*WORK REQUIRED*
Scan the lines below for the word "הראשונה". Copy each line you find it in.

*INPUT FOR THIS TASK*
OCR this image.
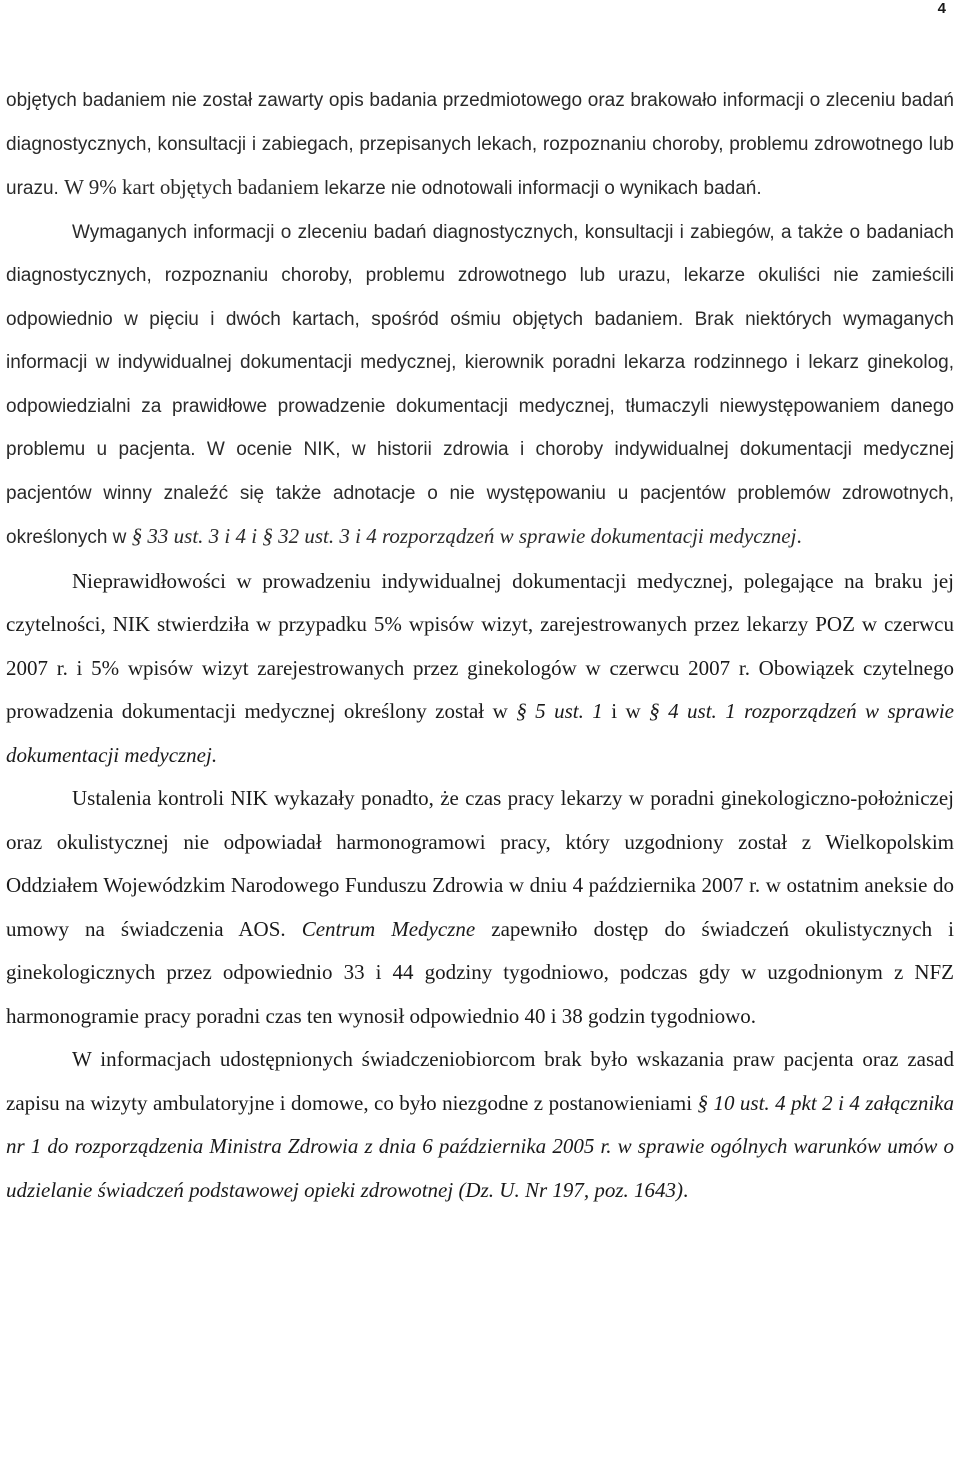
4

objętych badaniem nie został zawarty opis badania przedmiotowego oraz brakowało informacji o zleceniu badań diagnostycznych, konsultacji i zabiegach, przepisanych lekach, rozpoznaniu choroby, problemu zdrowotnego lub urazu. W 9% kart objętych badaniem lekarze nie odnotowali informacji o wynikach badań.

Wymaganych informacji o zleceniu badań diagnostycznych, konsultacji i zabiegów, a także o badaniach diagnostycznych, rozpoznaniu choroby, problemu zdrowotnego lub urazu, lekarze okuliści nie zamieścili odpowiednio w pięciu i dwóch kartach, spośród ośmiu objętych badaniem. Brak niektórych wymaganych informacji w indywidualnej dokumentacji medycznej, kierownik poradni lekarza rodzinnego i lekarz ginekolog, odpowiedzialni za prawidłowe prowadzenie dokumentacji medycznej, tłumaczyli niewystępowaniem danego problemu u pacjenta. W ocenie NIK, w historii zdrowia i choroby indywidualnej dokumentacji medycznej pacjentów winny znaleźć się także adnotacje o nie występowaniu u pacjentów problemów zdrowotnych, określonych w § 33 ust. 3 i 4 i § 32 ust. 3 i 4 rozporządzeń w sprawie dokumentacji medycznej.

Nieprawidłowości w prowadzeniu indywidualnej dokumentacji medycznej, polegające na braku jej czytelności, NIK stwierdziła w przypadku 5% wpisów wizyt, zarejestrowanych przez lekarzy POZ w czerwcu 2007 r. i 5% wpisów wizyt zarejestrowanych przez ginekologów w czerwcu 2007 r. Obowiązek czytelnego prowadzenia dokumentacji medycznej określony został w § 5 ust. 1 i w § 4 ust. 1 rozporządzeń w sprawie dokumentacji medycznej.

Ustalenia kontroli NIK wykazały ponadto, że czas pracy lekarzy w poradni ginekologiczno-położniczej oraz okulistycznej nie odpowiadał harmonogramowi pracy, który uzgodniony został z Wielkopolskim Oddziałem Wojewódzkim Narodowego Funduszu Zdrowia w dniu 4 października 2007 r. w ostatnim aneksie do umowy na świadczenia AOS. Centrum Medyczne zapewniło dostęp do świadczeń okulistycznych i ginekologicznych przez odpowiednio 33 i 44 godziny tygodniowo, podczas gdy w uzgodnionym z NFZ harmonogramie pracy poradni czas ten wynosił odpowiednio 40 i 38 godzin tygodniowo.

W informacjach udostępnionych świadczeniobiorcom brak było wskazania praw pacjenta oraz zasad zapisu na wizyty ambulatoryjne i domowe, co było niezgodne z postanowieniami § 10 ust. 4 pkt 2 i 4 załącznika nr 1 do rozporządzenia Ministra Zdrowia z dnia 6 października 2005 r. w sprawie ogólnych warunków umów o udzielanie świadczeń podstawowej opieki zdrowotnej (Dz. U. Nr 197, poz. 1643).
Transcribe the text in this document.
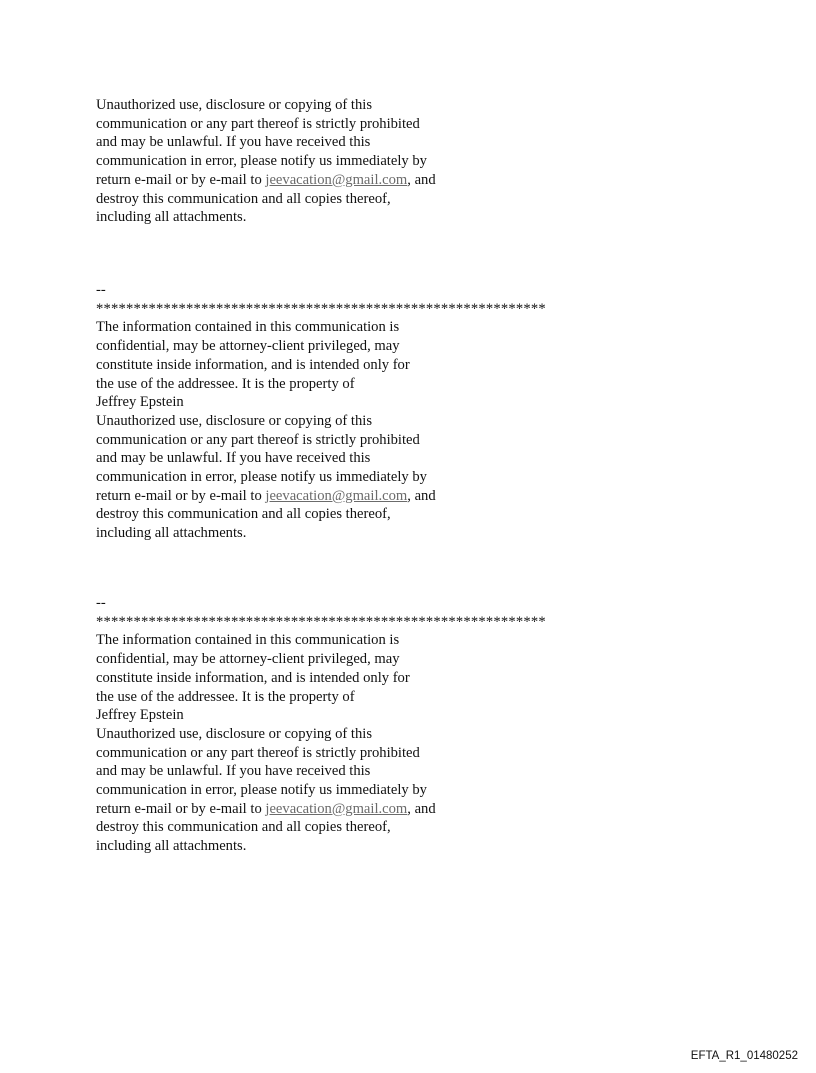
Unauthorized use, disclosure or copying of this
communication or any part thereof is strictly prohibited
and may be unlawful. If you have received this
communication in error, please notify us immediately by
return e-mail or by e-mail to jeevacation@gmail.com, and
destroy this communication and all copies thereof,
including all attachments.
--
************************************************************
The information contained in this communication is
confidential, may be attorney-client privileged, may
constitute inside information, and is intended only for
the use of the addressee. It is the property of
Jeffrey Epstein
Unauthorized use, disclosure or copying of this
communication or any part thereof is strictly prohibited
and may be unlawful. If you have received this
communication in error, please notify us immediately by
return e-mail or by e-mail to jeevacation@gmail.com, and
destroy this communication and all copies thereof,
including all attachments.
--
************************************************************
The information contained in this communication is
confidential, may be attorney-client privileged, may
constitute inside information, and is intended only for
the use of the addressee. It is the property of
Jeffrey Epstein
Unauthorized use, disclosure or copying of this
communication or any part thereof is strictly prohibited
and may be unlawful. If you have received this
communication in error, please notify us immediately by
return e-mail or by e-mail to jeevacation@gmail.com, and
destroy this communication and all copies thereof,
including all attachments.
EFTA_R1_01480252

--

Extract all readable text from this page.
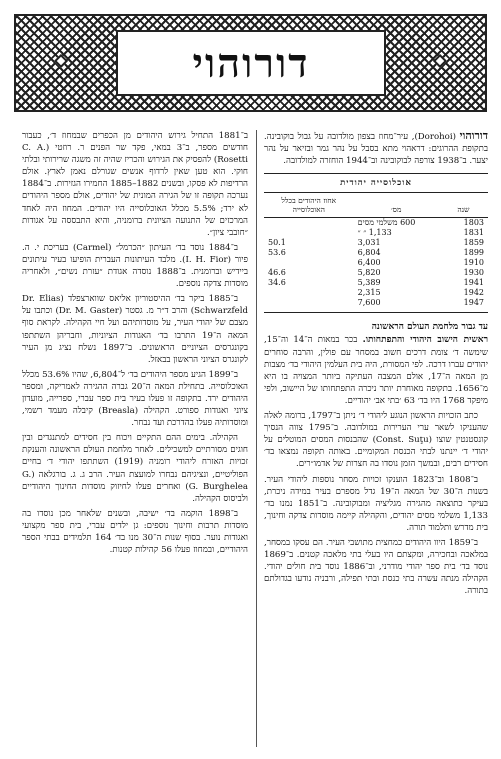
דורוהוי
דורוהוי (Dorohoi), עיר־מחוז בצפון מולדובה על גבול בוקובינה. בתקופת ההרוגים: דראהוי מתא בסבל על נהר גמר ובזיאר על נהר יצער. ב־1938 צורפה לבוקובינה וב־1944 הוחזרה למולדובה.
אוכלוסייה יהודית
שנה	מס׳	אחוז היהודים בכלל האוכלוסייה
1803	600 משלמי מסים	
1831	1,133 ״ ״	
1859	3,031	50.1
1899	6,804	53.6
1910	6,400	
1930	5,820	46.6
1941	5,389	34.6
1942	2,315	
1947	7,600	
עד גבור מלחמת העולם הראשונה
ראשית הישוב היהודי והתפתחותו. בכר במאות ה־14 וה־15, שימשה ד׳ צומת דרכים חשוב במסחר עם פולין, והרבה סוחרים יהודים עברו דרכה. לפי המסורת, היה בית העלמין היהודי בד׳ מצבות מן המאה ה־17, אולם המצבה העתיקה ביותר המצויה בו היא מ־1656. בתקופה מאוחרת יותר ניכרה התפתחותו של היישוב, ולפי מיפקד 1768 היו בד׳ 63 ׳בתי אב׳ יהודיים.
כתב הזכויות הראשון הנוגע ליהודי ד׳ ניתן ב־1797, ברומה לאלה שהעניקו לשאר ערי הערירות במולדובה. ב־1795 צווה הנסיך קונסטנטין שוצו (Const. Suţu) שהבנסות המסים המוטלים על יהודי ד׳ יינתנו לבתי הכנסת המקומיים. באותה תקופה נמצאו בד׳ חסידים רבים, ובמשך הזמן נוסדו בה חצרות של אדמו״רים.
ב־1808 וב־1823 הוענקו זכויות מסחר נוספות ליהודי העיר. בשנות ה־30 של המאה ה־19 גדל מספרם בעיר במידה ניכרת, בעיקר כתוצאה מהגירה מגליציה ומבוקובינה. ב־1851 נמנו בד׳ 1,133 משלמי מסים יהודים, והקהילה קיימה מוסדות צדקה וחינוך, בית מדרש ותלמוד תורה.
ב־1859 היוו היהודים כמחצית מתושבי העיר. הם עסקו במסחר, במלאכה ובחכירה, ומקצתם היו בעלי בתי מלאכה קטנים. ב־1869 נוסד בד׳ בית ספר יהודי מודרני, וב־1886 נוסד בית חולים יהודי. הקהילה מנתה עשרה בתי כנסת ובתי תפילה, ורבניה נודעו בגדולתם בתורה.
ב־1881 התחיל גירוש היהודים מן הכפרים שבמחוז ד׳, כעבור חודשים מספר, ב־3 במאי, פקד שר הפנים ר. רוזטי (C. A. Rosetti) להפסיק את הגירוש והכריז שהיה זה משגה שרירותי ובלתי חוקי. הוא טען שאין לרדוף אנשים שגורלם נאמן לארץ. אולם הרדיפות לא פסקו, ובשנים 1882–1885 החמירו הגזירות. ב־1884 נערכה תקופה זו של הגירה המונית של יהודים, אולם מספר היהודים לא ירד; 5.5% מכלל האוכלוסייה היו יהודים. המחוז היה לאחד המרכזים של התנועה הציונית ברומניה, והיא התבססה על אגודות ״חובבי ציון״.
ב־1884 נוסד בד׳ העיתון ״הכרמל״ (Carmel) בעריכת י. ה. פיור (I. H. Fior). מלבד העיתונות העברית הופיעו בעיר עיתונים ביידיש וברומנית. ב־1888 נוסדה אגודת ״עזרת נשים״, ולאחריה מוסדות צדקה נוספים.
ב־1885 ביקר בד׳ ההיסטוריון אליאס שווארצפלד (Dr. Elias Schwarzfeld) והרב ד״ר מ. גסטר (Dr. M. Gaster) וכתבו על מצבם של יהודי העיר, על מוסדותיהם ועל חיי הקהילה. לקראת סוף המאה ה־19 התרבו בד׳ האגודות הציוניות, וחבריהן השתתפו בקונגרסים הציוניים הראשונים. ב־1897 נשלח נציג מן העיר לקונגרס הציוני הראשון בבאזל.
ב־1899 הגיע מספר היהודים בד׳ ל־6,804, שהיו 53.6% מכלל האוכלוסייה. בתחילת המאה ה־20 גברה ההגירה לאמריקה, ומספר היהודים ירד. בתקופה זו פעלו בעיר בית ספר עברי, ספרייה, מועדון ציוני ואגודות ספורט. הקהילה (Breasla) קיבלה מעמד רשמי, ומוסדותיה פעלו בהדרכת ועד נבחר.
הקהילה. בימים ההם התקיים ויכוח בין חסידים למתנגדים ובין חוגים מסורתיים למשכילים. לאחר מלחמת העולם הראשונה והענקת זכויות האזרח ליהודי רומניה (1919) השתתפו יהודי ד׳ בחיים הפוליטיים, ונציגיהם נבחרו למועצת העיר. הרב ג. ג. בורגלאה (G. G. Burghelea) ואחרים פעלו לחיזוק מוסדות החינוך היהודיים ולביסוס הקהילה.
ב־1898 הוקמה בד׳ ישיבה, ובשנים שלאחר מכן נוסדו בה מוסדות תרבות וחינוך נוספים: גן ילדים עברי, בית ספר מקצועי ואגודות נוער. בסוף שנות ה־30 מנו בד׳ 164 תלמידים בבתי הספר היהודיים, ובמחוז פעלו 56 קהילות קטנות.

*THE OUTPUT*
עד גבור מלחמת העולם הראשונה
הקהילה. בימים ההם התקיים ויכוח בין חסידים למתנגדים ובין חוגים מסורתיים למשכילים. לאחר מלחמת העולם הראשונה והענקת זכויות האזרח ליהודי רומניה (1919) השתתפו יהודי ד׳ בחיים הפוליטיים, ונציגיהם נבחרו למועצת העיר. הרב ג. ג. בורגלאה (G. G. Burghelea) ואחרים פעלו לחיזוק מוסדות החינוך היהודיים ולביסוס הקהילה.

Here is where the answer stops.